→ Task
An exact copy of every record is needed.

→ Task input
•••••
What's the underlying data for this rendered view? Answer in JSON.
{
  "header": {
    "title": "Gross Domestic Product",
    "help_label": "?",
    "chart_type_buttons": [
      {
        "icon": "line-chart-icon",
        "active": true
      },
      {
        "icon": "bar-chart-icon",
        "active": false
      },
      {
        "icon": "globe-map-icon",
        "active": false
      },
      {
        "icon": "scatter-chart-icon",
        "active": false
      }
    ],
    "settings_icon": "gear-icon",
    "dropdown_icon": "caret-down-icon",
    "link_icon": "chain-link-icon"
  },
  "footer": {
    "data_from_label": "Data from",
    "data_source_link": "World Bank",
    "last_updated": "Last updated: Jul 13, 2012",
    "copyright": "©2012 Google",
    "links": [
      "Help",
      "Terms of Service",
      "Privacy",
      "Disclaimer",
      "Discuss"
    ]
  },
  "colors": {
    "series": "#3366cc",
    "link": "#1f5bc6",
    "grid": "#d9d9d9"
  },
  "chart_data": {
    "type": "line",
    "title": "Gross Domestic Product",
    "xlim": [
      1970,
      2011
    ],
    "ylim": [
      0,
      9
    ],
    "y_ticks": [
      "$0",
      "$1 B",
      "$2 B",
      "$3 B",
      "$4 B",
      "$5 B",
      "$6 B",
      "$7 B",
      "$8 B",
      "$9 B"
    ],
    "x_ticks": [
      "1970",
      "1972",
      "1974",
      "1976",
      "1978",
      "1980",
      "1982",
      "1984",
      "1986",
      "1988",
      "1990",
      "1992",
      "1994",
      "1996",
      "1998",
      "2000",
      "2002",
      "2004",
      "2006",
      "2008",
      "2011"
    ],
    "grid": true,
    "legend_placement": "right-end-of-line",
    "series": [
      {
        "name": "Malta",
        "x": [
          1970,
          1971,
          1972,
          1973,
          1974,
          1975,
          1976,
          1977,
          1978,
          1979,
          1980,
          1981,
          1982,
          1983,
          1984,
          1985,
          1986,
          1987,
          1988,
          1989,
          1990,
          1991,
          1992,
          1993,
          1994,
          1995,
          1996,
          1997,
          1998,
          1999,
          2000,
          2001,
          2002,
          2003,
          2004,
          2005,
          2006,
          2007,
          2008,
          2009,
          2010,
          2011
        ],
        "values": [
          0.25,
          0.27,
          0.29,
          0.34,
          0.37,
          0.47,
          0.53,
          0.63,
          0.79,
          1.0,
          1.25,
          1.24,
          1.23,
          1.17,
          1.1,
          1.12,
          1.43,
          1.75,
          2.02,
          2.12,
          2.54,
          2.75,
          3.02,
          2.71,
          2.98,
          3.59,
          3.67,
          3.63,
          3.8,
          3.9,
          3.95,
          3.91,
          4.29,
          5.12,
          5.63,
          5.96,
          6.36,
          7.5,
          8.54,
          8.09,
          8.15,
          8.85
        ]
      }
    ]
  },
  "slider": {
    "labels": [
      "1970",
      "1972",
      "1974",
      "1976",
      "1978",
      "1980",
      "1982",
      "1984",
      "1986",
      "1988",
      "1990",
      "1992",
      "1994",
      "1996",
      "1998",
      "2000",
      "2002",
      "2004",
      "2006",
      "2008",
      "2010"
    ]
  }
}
•••••
→ Result of the task
What's the underlying data for this rendered view? Answer in JSON.
{
  "header": {
    "title": "Gross Domestic Product",
    "help_label": "?",
    "chart_type_buttons": [
      {
        "icon": "line-chart-icon",
        "active": true
      },
      {
        "icon": "bar-chart-icon",
        "active": false
      },
      {
        "icon": "globe-map-icon",
        "active": false
      },
      {
        "icon": "scatter-chart-icon",
        "active": false
      }
    ],
    "settings_icon": "gear-icon",
    "dropdown_icon": "caret-down-icon",
    "link_icon": "chain-link-icon"
  },
  "footer": {
    "data_from_label": "Data from",
    "data_source_link": "World Bank",
    "last_updated": "Last updated: Jul 13, 2012",
    "copyright": "©2012 Google",
    "links": [
      "Help",
      "Terms of Service",
      "Privacy",
      "Disclaimer",
      "Discuss"
    ]
  },
  "colors": {
    "series": "#3366cc",
    "link": "#1f5bc6",
    "grid": "#d9d9d9"
  },
  "chart_data": {
    "type": "line",
    "title": "Gross Domestic Product",
    "xlim": [
      1970,
      2011
    ],
    "ylim": [
      0,
      9
    ],
    "y_ticks": [
      "$0",
      "$1 B",
      "$2 B",
      "$3 B",
      "$4 B",
      "$5 B",
      "$6 B",
      "$7 B",
      "$8 B",
      "$9 B"
    ],
    "x_ticks": [
      "1970",
      "1972",
      "1974",
      "1976",
      "1978",
      "1980",
      "1982",
      "1984",
      "1986",
      "1988",
      "1990",
      "1992",
      "1994",
      "1996",
      "1998",
      "2000",
      "2002",
      "2004",
      "2006",
      "2008",
      "2011"
    ],
    "grid": true,
    "legend_placement": "right-end-of-line",
    "series": [
      {
        "name": "Malta",
        "x": [
          1970,
          1971,
          1972,
          1973,
          1974,
          1975,
          1976,
          1977,
          1978,
          1979,
          1980,
          1981,
          1982,
          1983,
          1984,
          1985,
          1986,
          1987,
          1988,
          1989,
          1990,
          1991,
          1992,
          1993,
          1994,
          1995,
          1996,
          1997,
          1998,
          1999,
          2000,
          2001,
          2002,
          2003,
          2004,
          2005,
          2006,
          2007,
          2008,
          2009,
          2010,
          2011
        ],
        "values": [
          0.25,
          0.27,
          0.29,
          0.34,
          0.37,
          0.47,
          0.53,
          0.63,
          0.79,
          1.0,
          1.25,
          1.24,
          1.23,
          1.17,
          1.1,
          1.12,
          1.43,
          1.75,
          2.02,
          2.12,
          2.54,
          2.75,
          3.02,
          2.71,
          2.98,
          3.59,
          3.67,
          3.63,
          3.8,
          3.9,
          3.95,
          3.91,
          4.29,
          5.12,
          5.63,
          5.96,
          6.36,
          7.5,
          8.54,
          8.09,
          8.15,
          8.85
        ]
      }
    ]
  },
  "slider": {
    "labels": [
      "1970",
      "1972",
      "1974",
      "1976",
      "1978",
      "1980",
      "1982",
      "1984",
      "1986",
      "1988",
      "1990",
      "1992",
      "1994",
      "1996",
      "1998",
      "2000",
      "2002",
      "2004",
      "2006",
      "2008",
      "2010"
    ]
  }
}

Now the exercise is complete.